_STATED GOAL_. Entries follow. Set all of them down as they stand.

---- DATA TO USE

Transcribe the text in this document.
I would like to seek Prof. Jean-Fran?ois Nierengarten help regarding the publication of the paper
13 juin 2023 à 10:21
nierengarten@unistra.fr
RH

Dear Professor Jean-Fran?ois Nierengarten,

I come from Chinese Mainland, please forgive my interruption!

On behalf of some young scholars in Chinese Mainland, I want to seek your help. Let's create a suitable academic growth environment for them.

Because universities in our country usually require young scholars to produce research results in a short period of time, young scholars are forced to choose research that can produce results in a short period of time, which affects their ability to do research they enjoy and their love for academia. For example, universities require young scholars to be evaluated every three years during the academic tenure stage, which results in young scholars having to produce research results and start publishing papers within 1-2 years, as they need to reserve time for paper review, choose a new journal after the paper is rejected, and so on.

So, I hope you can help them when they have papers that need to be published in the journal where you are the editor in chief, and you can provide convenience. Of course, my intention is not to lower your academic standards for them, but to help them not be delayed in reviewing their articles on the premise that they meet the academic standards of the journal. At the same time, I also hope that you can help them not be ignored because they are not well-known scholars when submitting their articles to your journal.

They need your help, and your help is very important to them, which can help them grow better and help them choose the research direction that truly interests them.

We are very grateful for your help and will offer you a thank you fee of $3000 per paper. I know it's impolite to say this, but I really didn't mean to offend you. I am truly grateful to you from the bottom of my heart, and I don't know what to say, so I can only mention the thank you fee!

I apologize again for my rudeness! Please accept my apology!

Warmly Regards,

--------

_RESPONSE TO THIS TASK_.
Transcribe the text in this document.
I would like to seek Prof. Jean-Fran?ois Nierengarten help regarding the publication of the paper
13 juin 2023 à 10:21
nierengarten@unistra.fr
RH

Dear Professor Jean-Fran?ois Nierengarten,

I come from Chinese Mainland, please forgive my interruption!

On behalf of some young scholars in Chinese Mainland, I want to seek your help. Let's create a suitable academic growth environment for them.

Because universities in our country usually require young scholars to produce research results in a short period of time, young scholars are forced to choose research that can produce results in a short period of time, which affects their ability to do research they enjoy and their love for academia. For example, universities require young scholars to be evaluated every three years during the academic tenure stage, which results in young scholars having to produce research results and start publishing papers within 1-2 years, as they need to reserve time for paper review, choose a new journal after the paper is rejected, and so on.

So, I hope you can help them when they have papers that need to be published in the journal where you are the editor in chief, and you can provide convenience. Of course, my intention is not to lower your academic standards for them, but to help them not be delayed in reviewing their articles on the premise that they meet the academic standards of the journal. At the same time, I also hope that you can help them not be ignored because they are not well-known scholars when submitting their articles to your journal.

They need your help, and your help is very important to them, which can help them grow better and help them choose the research direction that truly interests them.

We are very grateful for your help and will offer you a thank you fee of $3000 per paper. I know it's impolite to say this, but I really didn't mean to offend you. I am truly grateful to you from the bottom of my heart, and I don't know what to say, so I can only mention the thank you fee!

I apologize again for my rudeness! Please accept my apology!

Warmly Regards,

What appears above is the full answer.